→ Exercise goal
Only the run of lines from the one containing "Extract all readable text from this page." through the last line should be returned, exactly as written.

→ Entries shown

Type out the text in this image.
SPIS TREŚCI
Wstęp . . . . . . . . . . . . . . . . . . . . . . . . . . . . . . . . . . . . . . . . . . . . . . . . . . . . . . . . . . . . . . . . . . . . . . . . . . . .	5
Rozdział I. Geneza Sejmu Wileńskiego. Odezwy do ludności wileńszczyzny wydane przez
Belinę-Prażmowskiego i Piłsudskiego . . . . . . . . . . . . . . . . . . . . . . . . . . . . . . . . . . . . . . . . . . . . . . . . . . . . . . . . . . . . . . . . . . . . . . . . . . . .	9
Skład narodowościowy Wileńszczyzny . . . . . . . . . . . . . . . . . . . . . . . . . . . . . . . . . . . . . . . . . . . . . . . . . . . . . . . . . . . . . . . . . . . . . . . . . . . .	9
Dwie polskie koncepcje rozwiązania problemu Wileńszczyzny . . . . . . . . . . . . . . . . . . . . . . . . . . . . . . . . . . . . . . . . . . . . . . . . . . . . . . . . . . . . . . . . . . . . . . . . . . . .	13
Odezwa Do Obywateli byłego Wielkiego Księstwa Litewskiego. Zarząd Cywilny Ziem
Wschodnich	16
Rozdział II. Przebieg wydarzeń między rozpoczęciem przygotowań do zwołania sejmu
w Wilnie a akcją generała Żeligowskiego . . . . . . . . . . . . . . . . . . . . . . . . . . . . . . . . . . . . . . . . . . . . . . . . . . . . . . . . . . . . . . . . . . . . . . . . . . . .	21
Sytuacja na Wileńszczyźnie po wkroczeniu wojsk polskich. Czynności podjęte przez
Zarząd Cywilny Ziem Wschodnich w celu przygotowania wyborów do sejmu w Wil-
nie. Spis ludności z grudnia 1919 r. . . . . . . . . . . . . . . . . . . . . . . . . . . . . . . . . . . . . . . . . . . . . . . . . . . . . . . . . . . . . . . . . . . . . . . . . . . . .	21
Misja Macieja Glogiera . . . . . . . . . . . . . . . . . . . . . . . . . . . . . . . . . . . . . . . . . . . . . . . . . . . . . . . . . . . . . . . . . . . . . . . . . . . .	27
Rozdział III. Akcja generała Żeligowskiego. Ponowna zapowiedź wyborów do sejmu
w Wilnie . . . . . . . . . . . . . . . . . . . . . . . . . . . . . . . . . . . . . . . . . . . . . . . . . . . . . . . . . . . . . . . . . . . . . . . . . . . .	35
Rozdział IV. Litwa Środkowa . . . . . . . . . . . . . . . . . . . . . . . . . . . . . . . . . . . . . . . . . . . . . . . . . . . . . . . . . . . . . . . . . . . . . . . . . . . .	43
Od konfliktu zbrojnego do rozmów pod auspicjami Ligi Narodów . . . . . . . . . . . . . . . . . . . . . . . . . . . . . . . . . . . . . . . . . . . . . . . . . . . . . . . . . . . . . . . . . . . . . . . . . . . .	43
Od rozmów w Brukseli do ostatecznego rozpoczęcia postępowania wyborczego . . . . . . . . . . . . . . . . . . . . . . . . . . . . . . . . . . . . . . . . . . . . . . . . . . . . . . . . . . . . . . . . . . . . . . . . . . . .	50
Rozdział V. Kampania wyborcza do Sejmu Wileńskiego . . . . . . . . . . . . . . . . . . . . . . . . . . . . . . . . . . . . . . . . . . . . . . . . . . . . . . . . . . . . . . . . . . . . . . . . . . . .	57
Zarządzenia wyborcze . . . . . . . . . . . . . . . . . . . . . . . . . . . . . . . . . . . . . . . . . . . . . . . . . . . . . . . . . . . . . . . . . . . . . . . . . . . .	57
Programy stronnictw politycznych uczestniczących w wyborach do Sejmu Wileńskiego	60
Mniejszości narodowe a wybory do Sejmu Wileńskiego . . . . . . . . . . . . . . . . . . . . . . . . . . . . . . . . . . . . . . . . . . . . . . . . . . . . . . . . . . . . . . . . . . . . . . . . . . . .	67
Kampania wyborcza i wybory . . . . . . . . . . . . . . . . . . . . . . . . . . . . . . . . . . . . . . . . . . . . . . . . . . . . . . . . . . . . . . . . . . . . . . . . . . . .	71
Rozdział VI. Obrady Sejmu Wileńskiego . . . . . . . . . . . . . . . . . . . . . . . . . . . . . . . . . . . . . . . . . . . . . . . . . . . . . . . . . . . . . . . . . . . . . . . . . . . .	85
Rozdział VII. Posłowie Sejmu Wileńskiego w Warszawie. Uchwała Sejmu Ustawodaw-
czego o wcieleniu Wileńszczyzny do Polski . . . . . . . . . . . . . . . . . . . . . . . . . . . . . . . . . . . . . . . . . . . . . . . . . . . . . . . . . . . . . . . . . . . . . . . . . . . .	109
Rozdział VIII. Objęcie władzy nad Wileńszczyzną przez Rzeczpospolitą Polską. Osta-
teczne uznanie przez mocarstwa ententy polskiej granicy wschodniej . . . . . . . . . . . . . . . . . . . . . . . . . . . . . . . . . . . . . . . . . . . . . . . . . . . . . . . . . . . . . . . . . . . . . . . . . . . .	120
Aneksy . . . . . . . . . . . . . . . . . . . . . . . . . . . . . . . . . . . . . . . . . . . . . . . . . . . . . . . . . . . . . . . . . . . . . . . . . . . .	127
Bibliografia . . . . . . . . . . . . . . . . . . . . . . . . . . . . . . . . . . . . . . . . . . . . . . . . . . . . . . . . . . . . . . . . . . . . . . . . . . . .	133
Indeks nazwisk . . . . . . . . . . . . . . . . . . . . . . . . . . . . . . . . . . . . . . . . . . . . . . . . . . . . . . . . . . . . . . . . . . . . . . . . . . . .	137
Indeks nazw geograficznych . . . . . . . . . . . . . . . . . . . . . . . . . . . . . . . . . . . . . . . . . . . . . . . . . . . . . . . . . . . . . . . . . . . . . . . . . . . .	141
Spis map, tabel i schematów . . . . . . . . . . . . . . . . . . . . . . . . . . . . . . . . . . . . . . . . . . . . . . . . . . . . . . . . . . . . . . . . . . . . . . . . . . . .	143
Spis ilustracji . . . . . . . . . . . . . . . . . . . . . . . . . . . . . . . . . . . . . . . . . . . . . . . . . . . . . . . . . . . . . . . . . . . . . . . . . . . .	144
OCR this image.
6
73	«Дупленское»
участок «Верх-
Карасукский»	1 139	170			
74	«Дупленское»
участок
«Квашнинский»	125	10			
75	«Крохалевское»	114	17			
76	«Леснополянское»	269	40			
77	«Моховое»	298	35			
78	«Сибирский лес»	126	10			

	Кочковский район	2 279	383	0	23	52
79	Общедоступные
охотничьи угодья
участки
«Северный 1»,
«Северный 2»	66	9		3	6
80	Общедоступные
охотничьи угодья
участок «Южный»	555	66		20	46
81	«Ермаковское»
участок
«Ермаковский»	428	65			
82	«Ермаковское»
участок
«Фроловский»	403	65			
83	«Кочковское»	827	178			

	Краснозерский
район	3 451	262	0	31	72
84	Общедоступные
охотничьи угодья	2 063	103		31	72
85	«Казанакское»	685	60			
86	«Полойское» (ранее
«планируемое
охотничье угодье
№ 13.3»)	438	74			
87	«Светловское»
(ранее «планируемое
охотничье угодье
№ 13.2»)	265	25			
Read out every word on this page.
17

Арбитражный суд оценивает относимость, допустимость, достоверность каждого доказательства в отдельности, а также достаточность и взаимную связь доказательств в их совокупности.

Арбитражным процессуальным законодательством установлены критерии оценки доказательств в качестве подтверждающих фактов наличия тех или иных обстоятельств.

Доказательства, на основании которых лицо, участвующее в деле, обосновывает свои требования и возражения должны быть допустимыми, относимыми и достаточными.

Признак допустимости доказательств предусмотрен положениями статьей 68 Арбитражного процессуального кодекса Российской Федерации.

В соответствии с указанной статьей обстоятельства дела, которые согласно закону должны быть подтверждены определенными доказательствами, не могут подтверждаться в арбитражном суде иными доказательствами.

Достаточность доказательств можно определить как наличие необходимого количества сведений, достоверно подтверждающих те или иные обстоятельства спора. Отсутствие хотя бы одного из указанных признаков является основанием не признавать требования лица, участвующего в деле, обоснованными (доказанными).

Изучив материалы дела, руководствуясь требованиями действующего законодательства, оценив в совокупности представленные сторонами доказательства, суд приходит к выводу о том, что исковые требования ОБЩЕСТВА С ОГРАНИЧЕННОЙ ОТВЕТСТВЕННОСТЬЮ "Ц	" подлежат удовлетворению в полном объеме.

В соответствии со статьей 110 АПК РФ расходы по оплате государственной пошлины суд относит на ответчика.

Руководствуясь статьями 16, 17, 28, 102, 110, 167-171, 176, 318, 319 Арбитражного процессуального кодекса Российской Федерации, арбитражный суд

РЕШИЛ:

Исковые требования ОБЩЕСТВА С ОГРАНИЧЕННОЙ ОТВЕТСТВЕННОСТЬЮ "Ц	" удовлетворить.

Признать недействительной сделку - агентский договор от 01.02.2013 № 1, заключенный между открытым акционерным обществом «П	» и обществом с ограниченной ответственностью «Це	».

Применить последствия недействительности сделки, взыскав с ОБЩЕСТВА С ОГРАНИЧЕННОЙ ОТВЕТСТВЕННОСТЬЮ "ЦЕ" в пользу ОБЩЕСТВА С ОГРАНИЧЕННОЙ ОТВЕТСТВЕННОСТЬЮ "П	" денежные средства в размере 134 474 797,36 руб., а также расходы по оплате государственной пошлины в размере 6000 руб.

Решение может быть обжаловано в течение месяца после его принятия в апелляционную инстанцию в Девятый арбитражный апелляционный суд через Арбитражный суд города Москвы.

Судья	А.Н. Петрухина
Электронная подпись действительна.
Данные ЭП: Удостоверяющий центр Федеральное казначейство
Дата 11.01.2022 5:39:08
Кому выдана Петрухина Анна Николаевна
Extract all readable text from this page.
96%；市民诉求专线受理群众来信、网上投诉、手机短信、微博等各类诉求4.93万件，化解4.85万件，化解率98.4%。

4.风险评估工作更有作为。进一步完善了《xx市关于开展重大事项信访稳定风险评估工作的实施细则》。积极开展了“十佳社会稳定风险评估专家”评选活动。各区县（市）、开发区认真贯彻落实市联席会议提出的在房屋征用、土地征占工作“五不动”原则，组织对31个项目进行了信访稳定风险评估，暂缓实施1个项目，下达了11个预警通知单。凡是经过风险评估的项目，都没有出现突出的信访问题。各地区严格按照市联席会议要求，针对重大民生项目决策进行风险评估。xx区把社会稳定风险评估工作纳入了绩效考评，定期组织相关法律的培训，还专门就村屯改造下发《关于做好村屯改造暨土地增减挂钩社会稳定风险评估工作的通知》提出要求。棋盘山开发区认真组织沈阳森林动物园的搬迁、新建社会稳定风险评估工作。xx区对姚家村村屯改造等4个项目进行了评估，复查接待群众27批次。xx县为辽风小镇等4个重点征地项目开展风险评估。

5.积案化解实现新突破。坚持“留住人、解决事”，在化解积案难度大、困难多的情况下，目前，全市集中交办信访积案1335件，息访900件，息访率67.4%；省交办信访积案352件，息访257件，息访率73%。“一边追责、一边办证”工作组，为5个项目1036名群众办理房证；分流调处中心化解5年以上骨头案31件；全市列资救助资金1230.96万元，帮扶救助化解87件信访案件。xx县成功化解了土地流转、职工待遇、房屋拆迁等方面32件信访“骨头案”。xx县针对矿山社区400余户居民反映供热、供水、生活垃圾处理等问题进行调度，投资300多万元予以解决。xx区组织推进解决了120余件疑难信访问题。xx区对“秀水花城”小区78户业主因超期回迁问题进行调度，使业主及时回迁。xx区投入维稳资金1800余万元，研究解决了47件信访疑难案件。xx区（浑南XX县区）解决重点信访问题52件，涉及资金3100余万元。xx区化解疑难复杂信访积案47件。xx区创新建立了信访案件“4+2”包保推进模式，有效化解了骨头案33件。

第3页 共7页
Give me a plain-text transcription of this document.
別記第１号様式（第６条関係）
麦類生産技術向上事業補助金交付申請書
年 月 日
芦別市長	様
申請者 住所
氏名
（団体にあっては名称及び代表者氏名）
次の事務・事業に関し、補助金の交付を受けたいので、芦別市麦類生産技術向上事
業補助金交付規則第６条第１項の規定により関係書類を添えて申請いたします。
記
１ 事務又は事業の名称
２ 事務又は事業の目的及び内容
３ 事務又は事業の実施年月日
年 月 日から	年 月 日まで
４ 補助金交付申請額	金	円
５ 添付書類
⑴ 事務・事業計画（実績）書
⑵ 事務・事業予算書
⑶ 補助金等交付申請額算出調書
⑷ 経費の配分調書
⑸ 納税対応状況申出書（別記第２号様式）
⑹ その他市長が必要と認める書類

→ Solution to the problem
Extract all readable text from this page.
96%；市民诉求专线受理群众来信、网上投诉、手机短信、微博等各类诉求4.93万件，化解4.85万件，化解率98.4%。

4.风险评估工作更有作为。进一步完善了《xx市关于开展重大事项信访稳定风险评估工作的实施细则》。积极开展了“十佳社会稳定风险评估专家”评选活动。各区县（市）、开发区认真贯彻落实市联席会议提出的在房屋征用、土地征占工作“五不动”原则，组织对31个项目进行了信访稳定风险评估，暂缓实施1个项目，下达了11个预警通知单。凡是经过风险评估的项目，都没有出现突出的信访问题。各地区严格按照市联席会议要求，针对重大民生项目决策进行风险评估。xx区把社会稳定风险评估工作纳入了绩效考评，定期组织相关法律的培训，还专门就村屯改造下发《关于做好村屯改造暨土地增减挂钩社会稳定风险评估工作的通知》提出要求。棋盘山开发区认真组织沈阳森林动物园的搬迁、新建社会稳定风险评估工作。xx区对姚家村村屯改造等4个项目进行了评估，复查接待群众27批次。xx县为辽风小镇等4个重点征地项目开展风险评估。

5.积案化解实现新突破。坚持“留住人、解决事”，在化解积案难度大、困难多的情况下，目前，全市集中交办信访积案1335件，息访900件，息访率67.4%；省交办信访积案352件，息访257件，息访率73%。“一边追责、一边办证”工作组，为5个项目1036名群众办理房证；分流调处中心化解5年以上骨头案31件；全市列资救助资金1230.96万元，帮扶救助化解87件信访案件。xx县成功化解了土地流转、职工待遇、房屋拆迁等方面32件信访“骨头案”。xx县针对矿山社区400余户居民反映供热、供水、生活垃圾处理等问题进行调度，投资300多万元予以解决。xx区组织推进解决了120余件疑难信访问题。xx区对“秀水花城”小区78户业主因超期回迁问题进行调度，使业主及时回迁。xx区投入维稳资金1800余万元，研究解决了47件信访疑难案件。xx区（浑南XX县区）解决重点信访问题52件，涉及资金3100余万元。xx区化解疑难复杂信访积案47件。xx区创新建立了信访案件“4+2”包保推进模式，有效化解了骨头案33件。

第3页 共7页
Give me a plain-text transcription of this document.
別記第１号様式（第６条関係）
麦類生産技術向上事業補助金交付申請書
年 月 日
芦別市長	様
申請者 住所
氏名
（団体にあっては名称及び代表者氏名）
次の事務・事業に関し、補助金の交付を受けたいので、芦別市麦類生産技術向上事
業補助金交付規則第６条第１項の規定により関係書類を添えて申請いたします。
記
１ 事務又は事業の名称
２ 事務又は事業の目的及び内容
３ 事務又は事業の実施年月日
年 月 日から	年 月 日まで
４ 補助金交付申請額	金	円
５ 添付書類
⑴ 事務・事業計画（実績）書
⑵ 事務・事業予算書
⑶ 補助金等交付申請額算出調書
⑷ 経費の配分調書
⑸ 納税対応状況申出書（別記第２号様式）
⑹ その他市長が必要と認める書類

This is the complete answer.